- [Given data]

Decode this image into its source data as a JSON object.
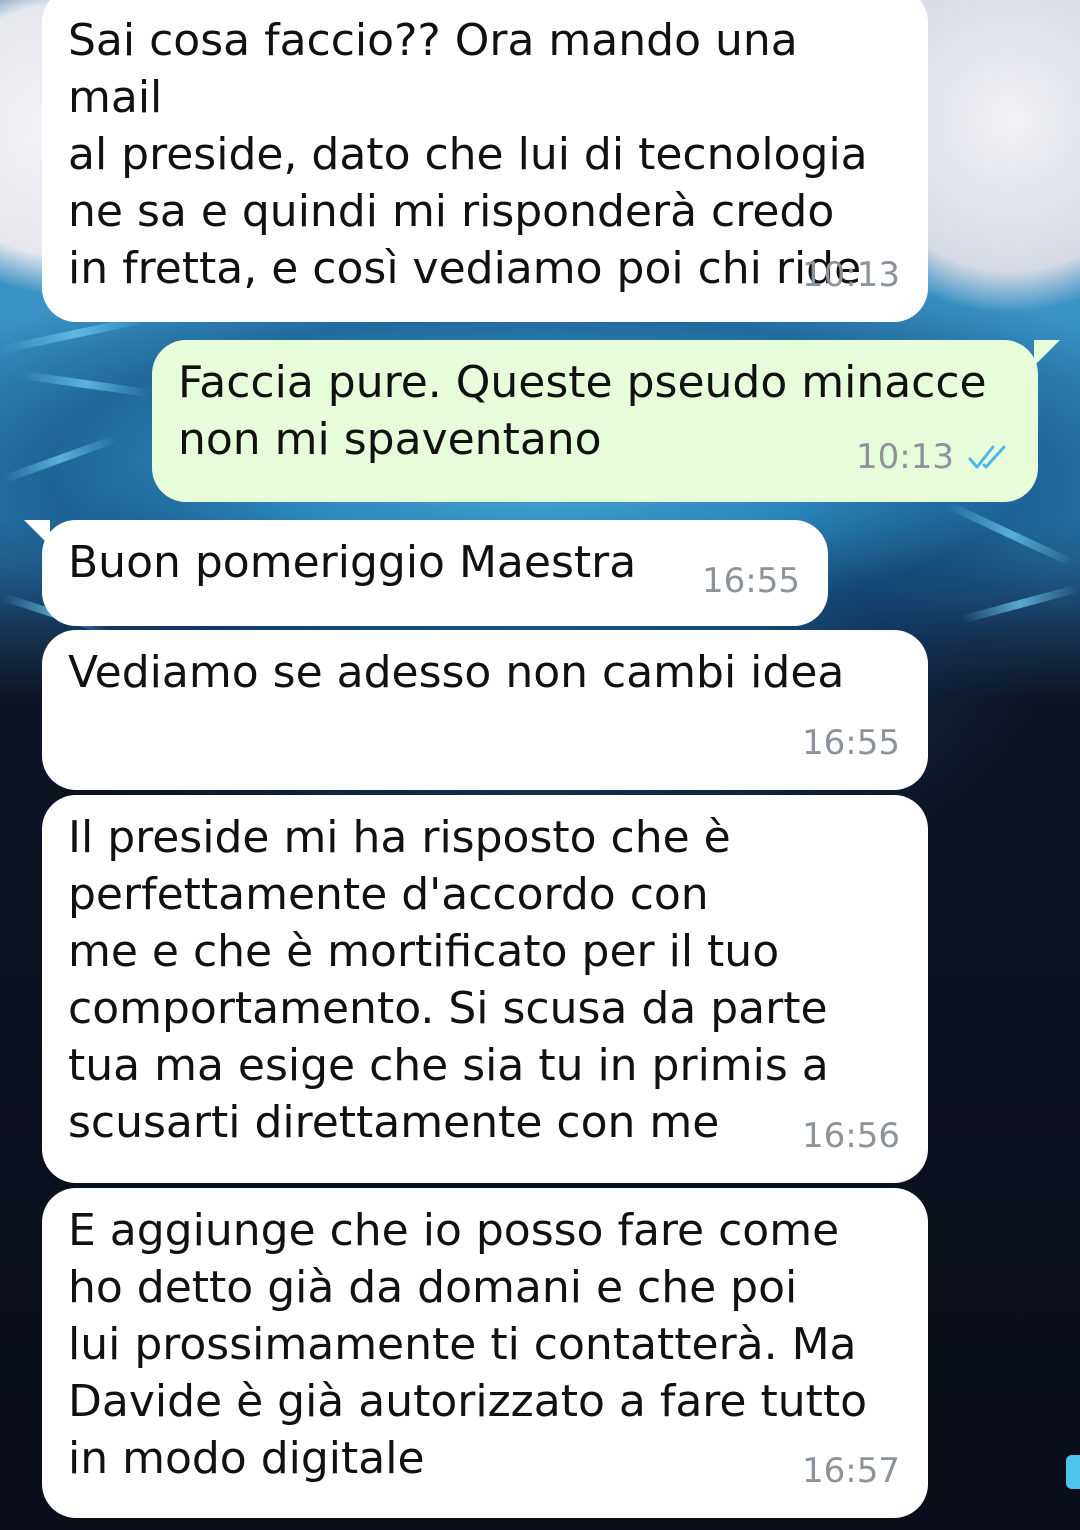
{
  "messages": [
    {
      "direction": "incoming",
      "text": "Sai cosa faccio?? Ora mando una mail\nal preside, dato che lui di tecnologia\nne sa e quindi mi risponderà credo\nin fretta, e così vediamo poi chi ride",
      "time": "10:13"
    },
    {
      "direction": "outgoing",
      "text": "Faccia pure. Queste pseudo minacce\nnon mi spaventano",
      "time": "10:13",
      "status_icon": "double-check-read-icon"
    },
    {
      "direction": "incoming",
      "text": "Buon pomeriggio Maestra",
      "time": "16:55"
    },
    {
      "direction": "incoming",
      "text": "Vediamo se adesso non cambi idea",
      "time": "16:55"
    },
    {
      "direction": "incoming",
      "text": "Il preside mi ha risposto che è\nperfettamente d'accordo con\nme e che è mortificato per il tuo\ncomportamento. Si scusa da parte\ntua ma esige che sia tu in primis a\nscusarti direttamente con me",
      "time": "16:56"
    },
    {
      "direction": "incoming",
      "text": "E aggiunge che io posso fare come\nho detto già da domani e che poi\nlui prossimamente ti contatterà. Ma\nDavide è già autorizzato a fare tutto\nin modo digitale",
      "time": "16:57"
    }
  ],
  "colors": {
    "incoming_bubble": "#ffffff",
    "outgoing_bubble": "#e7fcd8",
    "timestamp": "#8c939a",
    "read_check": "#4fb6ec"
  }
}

---

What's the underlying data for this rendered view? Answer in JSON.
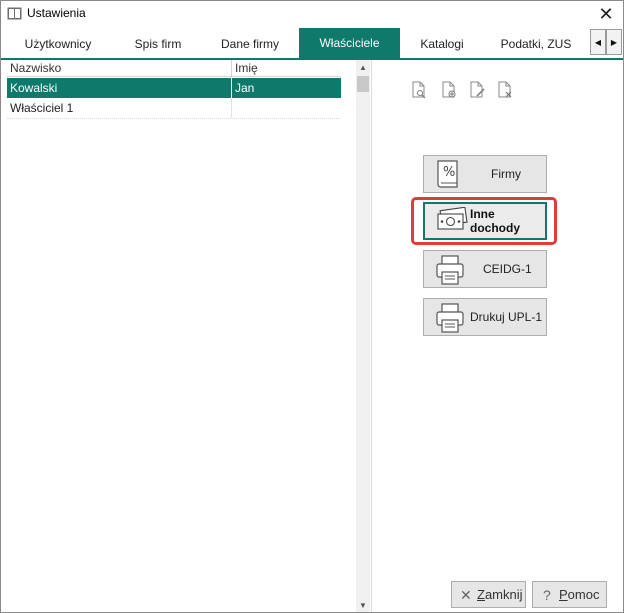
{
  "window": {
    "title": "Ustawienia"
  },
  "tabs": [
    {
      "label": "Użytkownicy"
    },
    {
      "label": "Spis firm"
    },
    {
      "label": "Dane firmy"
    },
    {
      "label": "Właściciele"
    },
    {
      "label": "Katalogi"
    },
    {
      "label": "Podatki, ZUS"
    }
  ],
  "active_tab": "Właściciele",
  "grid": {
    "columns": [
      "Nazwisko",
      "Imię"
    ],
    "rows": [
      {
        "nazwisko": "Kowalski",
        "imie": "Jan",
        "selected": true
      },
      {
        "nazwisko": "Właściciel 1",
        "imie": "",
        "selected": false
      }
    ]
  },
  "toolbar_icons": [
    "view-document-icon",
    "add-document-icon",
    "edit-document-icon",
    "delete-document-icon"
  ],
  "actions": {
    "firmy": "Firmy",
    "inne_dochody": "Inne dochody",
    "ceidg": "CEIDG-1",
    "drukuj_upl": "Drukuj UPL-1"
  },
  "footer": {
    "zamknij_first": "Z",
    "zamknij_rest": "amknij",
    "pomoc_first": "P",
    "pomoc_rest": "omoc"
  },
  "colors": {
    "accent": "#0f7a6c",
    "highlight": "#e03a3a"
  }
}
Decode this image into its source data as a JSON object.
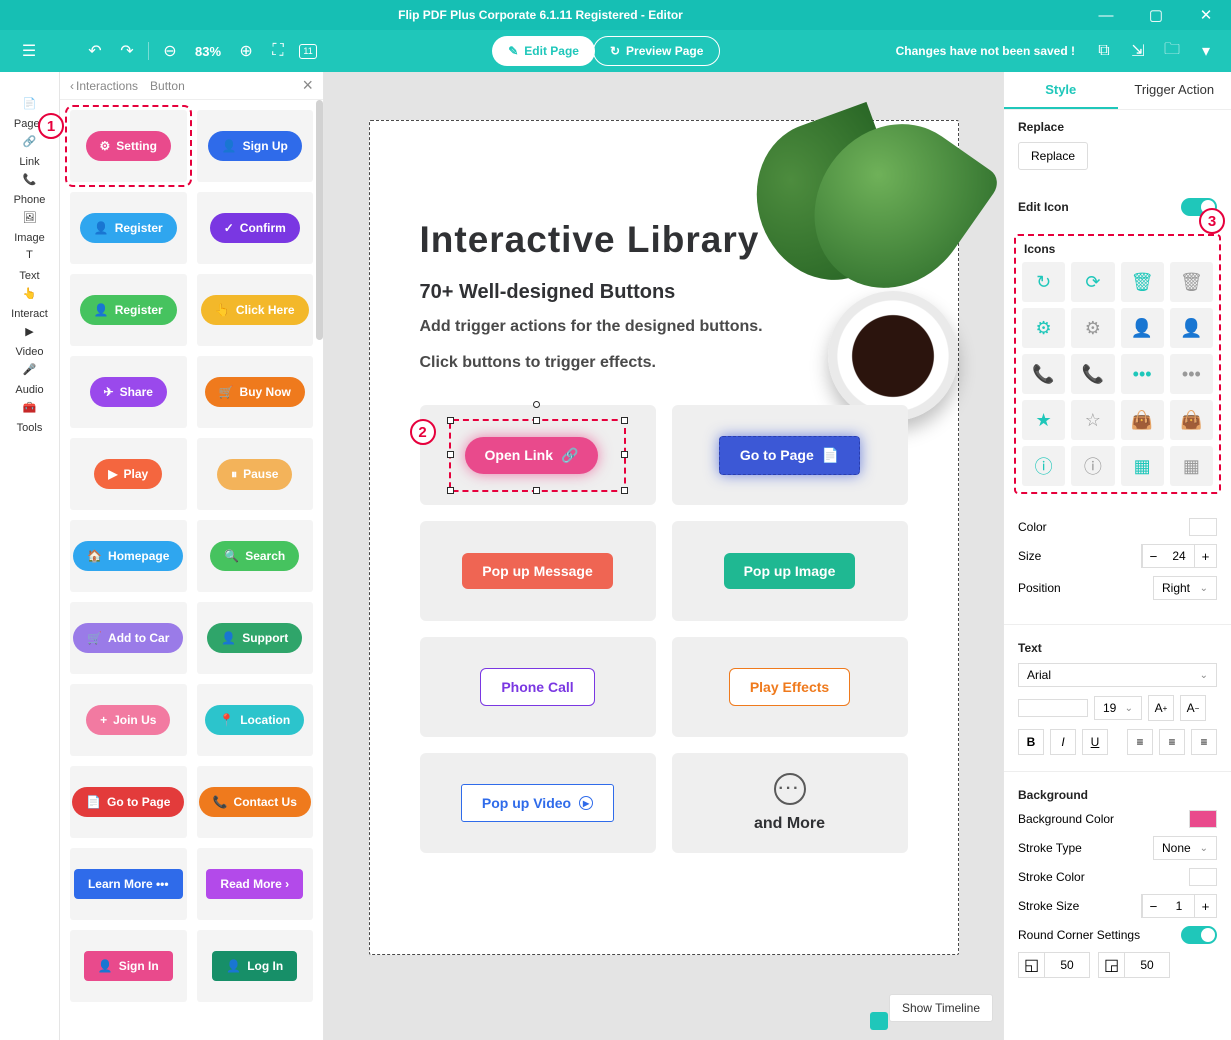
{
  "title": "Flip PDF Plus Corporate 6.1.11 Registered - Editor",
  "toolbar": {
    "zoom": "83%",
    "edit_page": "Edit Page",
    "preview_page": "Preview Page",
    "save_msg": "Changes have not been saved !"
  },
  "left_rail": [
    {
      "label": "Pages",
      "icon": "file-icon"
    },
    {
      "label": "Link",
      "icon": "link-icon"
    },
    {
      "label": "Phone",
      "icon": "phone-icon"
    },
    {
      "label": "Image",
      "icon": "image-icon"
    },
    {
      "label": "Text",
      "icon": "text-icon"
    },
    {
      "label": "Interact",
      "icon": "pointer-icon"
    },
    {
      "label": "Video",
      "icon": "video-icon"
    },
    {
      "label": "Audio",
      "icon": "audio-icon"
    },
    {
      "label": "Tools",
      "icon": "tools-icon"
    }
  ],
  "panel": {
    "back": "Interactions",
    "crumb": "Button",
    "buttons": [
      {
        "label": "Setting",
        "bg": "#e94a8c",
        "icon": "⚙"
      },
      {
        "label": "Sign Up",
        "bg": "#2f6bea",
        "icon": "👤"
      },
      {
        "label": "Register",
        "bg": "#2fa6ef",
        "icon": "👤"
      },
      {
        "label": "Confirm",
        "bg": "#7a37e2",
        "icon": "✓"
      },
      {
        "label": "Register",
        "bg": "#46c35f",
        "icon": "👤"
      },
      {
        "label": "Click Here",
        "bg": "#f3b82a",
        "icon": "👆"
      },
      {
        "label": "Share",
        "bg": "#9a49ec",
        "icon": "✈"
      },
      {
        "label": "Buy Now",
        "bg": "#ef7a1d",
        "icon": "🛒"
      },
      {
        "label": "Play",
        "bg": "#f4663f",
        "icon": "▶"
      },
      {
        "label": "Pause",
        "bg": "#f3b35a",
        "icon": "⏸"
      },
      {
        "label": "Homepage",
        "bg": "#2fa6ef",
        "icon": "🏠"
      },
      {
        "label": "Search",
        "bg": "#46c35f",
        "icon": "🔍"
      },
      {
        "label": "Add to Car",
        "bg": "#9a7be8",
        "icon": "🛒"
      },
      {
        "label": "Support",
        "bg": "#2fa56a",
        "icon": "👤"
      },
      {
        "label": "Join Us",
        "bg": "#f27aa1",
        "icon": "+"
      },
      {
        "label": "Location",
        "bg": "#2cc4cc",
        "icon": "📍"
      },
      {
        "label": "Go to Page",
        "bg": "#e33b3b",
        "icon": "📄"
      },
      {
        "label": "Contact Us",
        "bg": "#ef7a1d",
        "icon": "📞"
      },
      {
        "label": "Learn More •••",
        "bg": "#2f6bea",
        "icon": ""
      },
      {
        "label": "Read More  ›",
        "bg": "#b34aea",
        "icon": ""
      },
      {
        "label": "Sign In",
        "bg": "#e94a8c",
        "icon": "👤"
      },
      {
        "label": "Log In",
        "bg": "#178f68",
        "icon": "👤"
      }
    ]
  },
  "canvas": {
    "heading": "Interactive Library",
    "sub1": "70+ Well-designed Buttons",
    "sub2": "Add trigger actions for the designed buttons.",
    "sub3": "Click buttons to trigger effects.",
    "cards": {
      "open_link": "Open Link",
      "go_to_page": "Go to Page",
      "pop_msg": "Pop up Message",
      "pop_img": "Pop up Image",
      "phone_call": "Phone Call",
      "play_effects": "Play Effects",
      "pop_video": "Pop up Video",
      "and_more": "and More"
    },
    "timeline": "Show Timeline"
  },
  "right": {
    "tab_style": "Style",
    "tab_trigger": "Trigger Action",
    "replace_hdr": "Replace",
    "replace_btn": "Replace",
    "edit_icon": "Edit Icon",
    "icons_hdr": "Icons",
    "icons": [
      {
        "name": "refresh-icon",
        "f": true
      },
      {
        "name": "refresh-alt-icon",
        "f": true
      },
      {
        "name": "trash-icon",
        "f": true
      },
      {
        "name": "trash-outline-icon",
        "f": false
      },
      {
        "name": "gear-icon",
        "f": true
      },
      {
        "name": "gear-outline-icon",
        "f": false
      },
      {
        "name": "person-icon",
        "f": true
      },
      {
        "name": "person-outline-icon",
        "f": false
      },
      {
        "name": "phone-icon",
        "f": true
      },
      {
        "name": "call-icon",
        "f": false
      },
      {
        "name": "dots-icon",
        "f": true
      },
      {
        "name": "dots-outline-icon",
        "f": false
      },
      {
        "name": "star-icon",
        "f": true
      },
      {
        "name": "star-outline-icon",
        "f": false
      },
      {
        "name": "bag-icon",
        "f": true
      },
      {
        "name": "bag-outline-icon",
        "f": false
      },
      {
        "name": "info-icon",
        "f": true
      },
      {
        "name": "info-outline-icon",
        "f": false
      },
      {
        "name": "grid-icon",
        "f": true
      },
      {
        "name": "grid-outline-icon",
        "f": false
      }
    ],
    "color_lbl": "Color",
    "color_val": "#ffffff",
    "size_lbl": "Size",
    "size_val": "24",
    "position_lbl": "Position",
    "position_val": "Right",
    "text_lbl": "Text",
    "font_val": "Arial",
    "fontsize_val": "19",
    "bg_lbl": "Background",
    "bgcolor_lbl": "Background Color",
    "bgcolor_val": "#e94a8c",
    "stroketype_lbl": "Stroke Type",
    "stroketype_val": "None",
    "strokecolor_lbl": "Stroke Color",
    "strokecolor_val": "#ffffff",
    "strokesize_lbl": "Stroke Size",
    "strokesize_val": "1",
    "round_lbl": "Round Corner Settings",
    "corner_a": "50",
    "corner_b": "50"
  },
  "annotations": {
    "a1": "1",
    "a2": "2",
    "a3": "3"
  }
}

- [Exercise goal] Pick out all lines containing the string "document".

- [Response for this exercise]
    "view-document-icon",
    "add-document-icon",
    "edit-document-icon",
    "delete-document-icon"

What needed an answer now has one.